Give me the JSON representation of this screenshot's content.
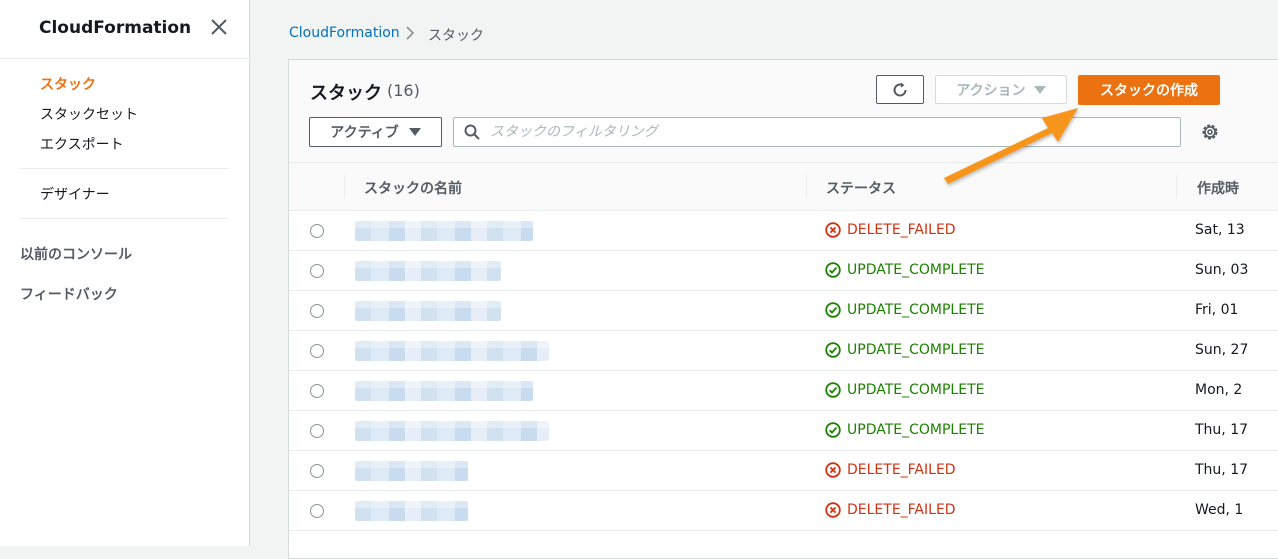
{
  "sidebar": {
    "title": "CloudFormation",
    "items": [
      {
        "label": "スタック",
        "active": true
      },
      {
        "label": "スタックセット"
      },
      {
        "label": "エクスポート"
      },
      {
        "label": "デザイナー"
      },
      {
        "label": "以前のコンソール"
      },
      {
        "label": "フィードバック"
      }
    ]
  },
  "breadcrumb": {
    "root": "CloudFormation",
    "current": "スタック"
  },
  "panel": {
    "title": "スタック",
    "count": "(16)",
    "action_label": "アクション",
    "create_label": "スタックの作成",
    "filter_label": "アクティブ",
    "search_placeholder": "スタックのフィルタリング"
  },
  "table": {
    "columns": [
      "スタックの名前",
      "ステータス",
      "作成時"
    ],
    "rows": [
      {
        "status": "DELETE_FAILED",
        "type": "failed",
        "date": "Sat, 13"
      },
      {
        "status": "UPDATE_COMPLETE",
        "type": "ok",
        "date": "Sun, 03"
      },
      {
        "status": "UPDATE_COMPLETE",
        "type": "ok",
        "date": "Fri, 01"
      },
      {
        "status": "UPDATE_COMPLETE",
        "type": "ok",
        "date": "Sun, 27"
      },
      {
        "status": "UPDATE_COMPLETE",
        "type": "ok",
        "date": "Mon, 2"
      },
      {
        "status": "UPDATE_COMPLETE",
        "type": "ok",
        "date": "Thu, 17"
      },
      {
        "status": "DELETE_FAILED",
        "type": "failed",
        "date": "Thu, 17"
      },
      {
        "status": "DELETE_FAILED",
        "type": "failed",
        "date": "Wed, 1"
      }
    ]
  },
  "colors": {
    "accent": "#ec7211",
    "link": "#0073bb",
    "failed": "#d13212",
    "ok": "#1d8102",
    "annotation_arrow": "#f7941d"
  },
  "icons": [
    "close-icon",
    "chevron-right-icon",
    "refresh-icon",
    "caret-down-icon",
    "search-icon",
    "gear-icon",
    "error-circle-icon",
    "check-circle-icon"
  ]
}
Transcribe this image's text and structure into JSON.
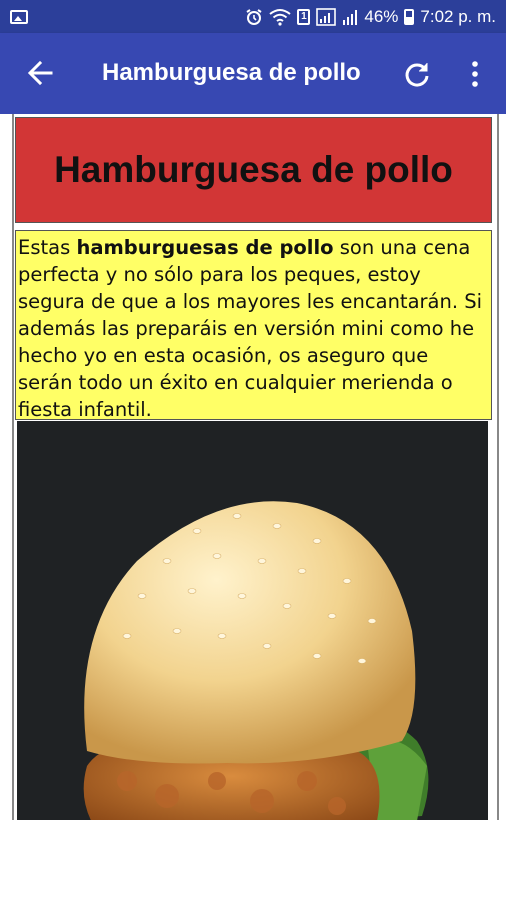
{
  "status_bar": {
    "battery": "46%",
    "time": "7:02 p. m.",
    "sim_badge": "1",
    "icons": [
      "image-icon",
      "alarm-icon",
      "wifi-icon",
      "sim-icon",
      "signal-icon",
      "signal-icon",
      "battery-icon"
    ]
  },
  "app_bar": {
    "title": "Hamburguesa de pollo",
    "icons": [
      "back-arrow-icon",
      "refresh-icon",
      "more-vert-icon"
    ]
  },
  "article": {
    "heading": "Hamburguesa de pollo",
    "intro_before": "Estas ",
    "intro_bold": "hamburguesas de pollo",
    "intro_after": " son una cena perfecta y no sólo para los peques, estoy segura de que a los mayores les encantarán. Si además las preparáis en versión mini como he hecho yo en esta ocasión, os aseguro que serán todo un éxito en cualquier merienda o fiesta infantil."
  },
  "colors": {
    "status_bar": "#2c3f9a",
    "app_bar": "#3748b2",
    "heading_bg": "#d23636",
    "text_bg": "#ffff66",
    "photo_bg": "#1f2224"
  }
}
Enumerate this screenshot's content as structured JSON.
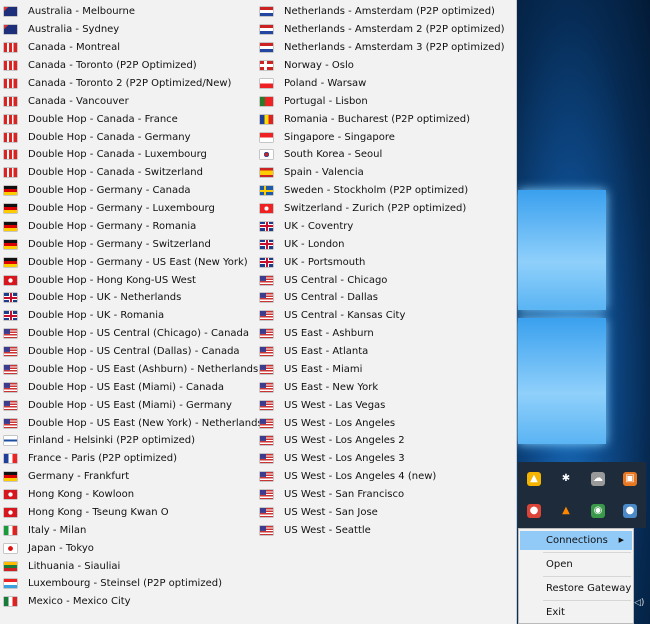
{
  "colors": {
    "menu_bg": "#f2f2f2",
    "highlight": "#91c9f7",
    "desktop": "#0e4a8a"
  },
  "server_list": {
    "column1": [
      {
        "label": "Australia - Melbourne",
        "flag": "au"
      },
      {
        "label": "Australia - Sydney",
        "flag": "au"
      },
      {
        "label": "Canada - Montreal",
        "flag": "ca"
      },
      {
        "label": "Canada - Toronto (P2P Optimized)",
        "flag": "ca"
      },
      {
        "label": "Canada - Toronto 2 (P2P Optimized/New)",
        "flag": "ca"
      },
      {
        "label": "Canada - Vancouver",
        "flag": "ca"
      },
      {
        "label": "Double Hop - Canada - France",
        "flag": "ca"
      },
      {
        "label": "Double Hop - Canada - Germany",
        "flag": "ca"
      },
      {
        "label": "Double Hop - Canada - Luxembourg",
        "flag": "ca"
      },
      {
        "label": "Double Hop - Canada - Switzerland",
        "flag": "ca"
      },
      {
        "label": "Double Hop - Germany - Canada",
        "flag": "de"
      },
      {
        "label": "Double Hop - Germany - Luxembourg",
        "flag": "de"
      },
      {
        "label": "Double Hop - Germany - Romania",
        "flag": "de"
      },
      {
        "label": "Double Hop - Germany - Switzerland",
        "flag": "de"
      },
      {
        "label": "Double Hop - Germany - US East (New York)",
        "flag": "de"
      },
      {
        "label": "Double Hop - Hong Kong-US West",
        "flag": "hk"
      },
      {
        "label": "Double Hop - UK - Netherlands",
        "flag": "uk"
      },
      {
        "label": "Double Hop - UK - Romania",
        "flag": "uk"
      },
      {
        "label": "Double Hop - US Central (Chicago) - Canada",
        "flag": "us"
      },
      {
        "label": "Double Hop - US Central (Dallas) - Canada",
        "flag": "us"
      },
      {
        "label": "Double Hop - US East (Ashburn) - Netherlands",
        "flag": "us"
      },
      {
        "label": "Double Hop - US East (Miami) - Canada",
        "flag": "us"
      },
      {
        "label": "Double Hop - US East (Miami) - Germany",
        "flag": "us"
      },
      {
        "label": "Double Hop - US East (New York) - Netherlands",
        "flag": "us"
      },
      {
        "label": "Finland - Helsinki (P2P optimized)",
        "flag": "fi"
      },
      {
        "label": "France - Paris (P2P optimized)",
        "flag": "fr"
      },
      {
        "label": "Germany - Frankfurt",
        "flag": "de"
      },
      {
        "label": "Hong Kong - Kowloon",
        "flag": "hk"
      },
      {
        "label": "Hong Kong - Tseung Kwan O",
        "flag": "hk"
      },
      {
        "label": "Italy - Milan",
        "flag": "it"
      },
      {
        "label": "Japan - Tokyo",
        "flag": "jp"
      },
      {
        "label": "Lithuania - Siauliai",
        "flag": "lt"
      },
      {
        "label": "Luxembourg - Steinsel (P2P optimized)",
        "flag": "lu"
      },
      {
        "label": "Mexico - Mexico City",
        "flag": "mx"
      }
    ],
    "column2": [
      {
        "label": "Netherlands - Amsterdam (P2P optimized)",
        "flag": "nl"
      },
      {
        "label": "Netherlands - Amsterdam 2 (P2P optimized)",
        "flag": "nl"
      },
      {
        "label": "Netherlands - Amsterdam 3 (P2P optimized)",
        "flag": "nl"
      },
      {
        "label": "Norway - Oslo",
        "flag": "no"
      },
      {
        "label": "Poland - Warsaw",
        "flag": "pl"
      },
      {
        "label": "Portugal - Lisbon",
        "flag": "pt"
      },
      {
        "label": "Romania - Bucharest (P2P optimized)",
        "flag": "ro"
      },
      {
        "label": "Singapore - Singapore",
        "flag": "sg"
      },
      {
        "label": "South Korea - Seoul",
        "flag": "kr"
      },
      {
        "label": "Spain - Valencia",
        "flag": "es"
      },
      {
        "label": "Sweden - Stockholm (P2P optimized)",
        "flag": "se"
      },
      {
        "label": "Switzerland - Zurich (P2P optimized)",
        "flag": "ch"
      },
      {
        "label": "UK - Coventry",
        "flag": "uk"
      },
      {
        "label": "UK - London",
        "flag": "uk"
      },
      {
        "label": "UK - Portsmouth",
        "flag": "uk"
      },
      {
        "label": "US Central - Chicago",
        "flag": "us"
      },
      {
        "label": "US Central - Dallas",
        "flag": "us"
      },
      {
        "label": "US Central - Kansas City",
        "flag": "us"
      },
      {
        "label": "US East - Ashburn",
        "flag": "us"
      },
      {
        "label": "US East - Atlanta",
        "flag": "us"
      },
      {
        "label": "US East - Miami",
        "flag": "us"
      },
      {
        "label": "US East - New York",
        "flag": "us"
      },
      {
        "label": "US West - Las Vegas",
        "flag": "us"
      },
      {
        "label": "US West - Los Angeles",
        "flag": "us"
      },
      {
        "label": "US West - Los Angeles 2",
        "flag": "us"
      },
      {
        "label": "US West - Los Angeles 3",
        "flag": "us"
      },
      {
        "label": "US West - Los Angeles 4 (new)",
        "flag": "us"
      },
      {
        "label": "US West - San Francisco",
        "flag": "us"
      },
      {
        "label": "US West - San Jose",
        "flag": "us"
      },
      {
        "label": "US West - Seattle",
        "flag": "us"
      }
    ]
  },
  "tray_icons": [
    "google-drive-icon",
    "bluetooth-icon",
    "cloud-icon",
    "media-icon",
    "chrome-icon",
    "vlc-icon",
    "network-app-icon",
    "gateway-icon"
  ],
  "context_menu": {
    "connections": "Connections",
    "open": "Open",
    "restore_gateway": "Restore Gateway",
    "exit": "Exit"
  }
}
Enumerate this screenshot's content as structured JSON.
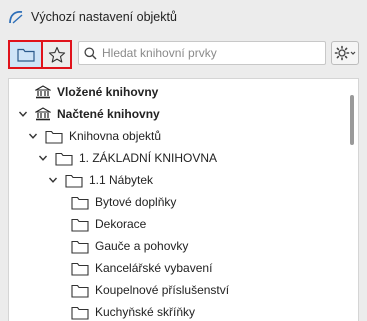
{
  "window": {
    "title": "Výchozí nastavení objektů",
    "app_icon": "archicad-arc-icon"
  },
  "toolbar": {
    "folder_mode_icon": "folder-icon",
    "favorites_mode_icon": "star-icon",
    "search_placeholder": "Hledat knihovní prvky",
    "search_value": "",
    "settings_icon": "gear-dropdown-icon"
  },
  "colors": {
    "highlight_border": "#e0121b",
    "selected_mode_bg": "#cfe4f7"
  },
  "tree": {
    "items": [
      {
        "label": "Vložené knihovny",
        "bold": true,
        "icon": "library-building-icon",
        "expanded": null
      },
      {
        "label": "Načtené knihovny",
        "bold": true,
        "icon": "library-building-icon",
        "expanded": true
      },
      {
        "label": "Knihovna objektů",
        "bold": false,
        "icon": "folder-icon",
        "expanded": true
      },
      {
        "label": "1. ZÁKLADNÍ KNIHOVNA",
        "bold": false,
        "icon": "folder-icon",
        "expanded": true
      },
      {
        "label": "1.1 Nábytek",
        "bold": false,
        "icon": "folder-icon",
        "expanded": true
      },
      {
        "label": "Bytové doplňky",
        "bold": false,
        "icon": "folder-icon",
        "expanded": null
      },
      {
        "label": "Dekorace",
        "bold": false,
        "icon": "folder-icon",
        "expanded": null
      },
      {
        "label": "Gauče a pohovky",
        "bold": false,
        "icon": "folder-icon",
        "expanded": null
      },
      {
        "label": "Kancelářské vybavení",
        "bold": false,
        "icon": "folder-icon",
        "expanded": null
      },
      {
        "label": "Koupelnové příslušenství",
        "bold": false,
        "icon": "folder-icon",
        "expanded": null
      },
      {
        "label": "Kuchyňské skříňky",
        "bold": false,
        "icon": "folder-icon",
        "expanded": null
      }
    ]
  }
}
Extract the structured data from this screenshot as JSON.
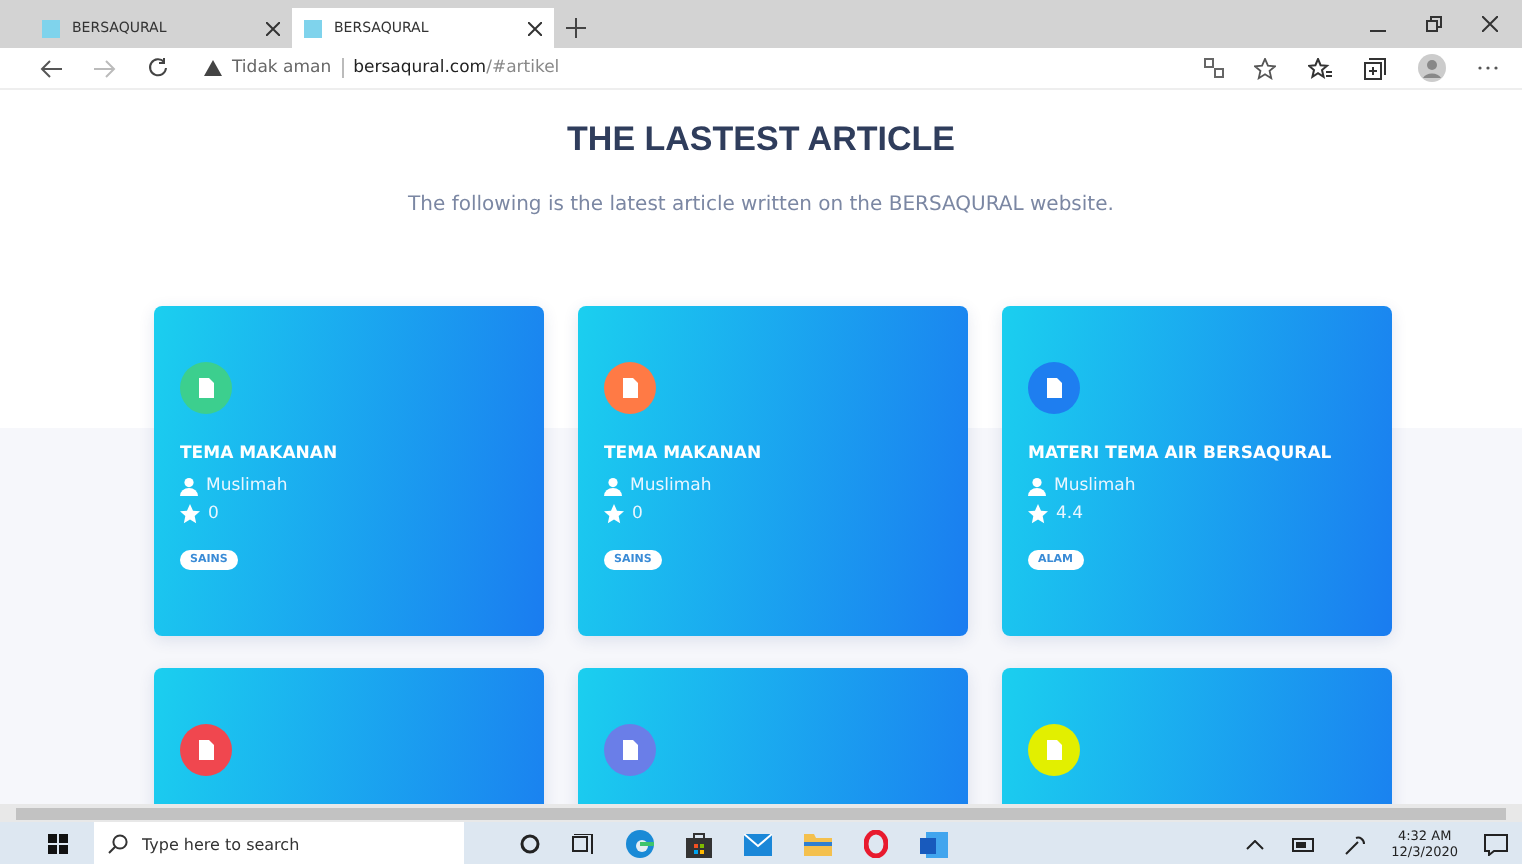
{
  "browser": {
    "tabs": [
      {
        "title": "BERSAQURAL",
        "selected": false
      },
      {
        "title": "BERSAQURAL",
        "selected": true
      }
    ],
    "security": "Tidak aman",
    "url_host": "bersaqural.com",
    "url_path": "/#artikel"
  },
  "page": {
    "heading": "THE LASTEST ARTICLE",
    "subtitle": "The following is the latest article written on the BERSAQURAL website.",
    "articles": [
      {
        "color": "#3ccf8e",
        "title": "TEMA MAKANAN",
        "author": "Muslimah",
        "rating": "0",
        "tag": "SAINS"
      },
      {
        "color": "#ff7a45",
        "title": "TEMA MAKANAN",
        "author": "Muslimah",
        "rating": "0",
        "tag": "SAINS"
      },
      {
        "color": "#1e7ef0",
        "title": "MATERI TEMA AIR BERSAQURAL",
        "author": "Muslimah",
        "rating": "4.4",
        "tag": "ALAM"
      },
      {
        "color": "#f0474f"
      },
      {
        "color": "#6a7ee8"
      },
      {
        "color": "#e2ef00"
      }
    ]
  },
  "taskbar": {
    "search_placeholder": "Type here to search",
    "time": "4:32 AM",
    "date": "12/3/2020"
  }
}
---*---
Your task is to gather all lines from the entries above that hold the word "gear".

CORRECT RESULT:
    "gear-icon",
    "settings_icon": "gear-dropdown-icon"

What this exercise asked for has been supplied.